▸ CHALLENGE
Transcribe the listing verbatim. Do not carry over any pictures.

▸ GIVEN DATA
○ ○ ○ ○ ○ ○ ○
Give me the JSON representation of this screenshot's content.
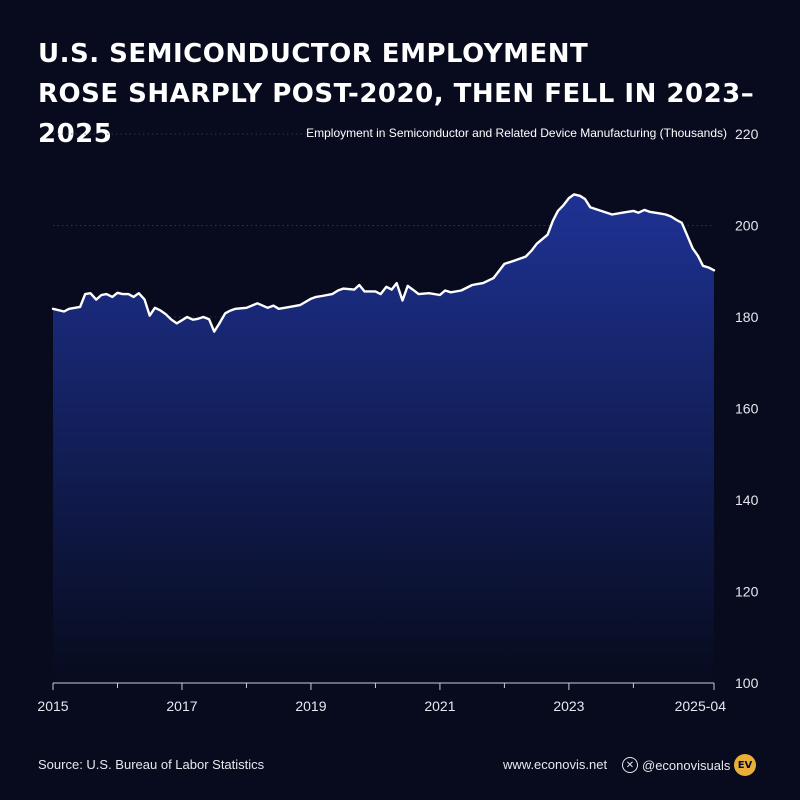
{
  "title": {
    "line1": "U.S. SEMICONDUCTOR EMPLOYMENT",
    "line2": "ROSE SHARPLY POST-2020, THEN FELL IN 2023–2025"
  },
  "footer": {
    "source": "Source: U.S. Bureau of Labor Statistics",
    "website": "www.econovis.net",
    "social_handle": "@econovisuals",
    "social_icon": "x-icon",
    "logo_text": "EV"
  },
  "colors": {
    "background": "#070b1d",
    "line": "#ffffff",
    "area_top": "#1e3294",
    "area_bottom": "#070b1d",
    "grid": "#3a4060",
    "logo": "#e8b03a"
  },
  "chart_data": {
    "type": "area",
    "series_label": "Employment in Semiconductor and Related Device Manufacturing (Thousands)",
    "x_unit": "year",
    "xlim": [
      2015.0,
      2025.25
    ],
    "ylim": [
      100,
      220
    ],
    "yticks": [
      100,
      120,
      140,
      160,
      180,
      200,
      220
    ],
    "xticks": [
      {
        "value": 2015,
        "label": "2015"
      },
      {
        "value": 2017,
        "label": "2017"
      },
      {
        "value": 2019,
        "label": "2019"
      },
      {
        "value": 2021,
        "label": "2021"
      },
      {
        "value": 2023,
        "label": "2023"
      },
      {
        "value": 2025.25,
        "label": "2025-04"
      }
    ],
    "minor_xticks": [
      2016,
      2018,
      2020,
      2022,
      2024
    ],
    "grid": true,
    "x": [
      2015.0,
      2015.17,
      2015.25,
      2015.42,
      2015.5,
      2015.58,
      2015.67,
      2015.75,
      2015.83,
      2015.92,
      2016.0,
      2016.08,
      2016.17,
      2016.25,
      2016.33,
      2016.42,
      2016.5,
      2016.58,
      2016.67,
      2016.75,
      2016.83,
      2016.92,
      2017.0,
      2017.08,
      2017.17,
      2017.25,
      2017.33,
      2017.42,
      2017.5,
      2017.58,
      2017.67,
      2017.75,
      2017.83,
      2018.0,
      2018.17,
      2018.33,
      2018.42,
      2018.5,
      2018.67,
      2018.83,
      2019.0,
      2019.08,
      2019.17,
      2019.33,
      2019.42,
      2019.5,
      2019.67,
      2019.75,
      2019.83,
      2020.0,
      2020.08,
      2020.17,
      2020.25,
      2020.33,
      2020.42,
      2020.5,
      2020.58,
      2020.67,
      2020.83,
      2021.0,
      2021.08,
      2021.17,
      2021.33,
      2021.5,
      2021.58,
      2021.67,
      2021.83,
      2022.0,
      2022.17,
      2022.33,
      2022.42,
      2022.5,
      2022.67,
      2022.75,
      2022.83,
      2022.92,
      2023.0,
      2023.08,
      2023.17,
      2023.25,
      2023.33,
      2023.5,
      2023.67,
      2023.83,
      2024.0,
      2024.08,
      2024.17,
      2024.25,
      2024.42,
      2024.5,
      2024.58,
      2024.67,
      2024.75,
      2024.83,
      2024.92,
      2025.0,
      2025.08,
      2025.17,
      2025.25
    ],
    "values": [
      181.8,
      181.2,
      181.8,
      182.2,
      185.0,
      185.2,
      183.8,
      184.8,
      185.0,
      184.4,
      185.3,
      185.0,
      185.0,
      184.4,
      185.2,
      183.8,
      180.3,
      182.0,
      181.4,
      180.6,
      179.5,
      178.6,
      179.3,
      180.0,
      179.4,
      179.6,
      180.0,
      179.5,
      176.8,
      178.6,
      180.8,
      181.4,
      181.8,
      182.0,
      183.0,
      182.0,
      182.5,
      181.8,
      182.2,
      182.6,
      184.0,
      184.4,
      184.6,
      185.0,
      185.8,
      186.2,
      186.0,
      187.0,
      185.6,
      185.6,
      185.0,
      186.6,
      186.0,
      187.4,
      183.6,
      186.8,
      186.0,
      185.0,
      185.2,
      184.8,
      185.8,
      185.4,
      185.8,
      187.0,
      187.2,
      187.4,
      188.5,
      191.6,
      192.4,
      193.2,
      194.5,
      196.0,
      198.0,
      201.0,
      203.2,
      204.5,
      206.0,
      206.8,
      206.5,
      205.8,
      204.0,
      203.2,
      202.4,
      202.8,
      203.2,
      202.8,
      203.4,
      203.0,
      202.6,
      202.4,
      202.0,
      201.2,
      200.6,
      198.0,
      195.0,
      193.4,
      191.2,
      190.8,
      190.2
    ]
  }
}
○ ○ ○ ○ ○ ○ ○
▸ RESULT FOR THIS TASK
Give me the JSON representation of this screenshot's content.
{
  "title": {
    "line1": "U.S. SEMICONDUCTOR EMPLOYMENT",
    "line2": "ROSE SHARPLY POST-2020, THEN FELL IN 2023–2025"
  },
  "footer": {
    "source": "Source: U.S. Bureau of Labor Statistics",
    "website": "www.econovis.net",
    "social_handle": "@econovisuals",
    "social_icon": "x-icon",
    "logo_text": "EV"
  },
  "colors": {
    "background": "#070b1d",
    "line": "#ffffff",
    "area_top": "#1e3294",
    "area_bottom": "#070b1d",
    "grid": "#3a4060",
    "logo": "#e8b03a"
  },
  "chart_data": {
    "type": "area",
    "series_label": "Employment in Semiconductor and Related Device Manufacturing (Thousands)",
    "x_unit": "year",
    "xlim": [
      2015.0,
      2025.25
    ],
    "ylim": [
      100,
      220
    ],
    "yticks": [
      100,
      120,
      140,
      160,
      180,
      200,
      220
    ],
    "xticks": [
      {
        "value": 2015,
        "label": "2015"
      },
      {
        "value": 2017,
        "label": "2017"
      },
      {
        "value": 2019,
        "label": "2019"
      },
      {
        "value": 2021,
        "label": "2021"
      },
      {
        "value": 2023,
        "label": "2023"
      },
      {
        "value": 2025.25,
        "label": "2025-04"
      }
    ],
    "minor_xticks": [
      2016,
      2018,
      2020,
      2022,
      2024
    ],
    "grid": true,
    "x": [
      2015.0,
      2015.17,
      2015.25,
      2015.42,
      2015.5,
      2015.58,
      2015.67,
      2015.75,
      2015.83,
      2015.92,
      2016.0,
      2016.08,
      2016.17,
      2016.25,
      2016.33,
      2016.42,
      2016.5,
      2016.58,
      2016.67,
      2016.75,
      2016.83,
      2016.92,
      2017.0,
      2017.08,
      2017.17,
      2017.25,
      2017.33,
      2017.42,
      2017.5,
      2017.58,
      2017.67,
      2017.75,
      2017.83,
      2018.0,
      2018.17,
      2018.33,
      2018.42,
      2018.5,
      2018.67,
      2018.83,
      2019.0,
      2019.08,
      2019.17,
      2019.33,
      2019.42,
      2019.5,
      2019.67,
      2019.75,
      2019.83,
      2020.0,
      2020.08,
      2020.17,
      2020.25,
      2020.33,
      2020.42,
      2020.5,
      2020.58,
      2020.67,
      2020.83,
      2021.0,
      2021.08,
      2021.17,
      2021.33,
      2021.5,
      2021.58,
      2021.67,
      2021.83,
      2022.0,
      2022.17,
      2022.33,
      2022.42,
      2022.5,
      2022.67,
      2022.75,
      2022.83,
      2022.92,
      2023.0,
      2023.08,
      2023.17,
      2023.25,
      2023.33,
      2023.5,
      2023.67,
      2023.83,
      2024.0,
      2024.08,
      2024.17,
      2024.25,
      2024.42,
      2024.5,
      2024.58,
      2024.67,
      2024.75,
      2024.83,
      2024.92,
      2025.0,
      2025.08,
      2025.17,
      2025.25
    ],
    "values": [
      181.8,
      181.2,
      181.8,
      182.2,
      185.0,
      185.2,
      183.8,
      184.8,
      185.0,
      184.4,
      185.3,
      185.0,
      185.0,
      184.4,
      185.2,
      183.8,
      180.3,
      182.0,
      181.4,
      180.6,
      179.5,
      178.6,
      179.3,
      180.0,
      179.4,
      179.6,
      180.0,
      179.5,
      176.8,
      178.6,
      180.8,
      181.4,
      181.8,
      182.0,
      183.0,
      182.0,
      182.5,
      181.8,
      182.2,
      182.6,
      184.0,
      184.4,
      184.6,
      185.0,
      185.8,
      186.2,
      186.0,
      187.0,
      185.6,
      185.6,
      185.0,
      186.6,
      186.0,
      187.4,
      183.6,
      186.8,
      186.0,
      185.0,
      185.2,
      184.8,
      185.8,
      185.4,
      185.8,
      187.0,
      187.2,
      187.4,
      188.5,
      191.6,
      192.4,
      193.2,
      194.5,
      196.0,
      198.0,
      201.0,
      203.2,
      204.5,
      206.0,
      206.8,
      206.5,
      205.8,
      204.0,
      203.2,
      202.4,
      202.8,
      203.2,
      202.8,
      203.4,
      203.0,
      202.6,
      202.4,
      202.0,
      201.2,
      200.6,
      198.0,
      195.0,
      193.4,
      191.2,
      190.8,
      190.2
    ]
  }
}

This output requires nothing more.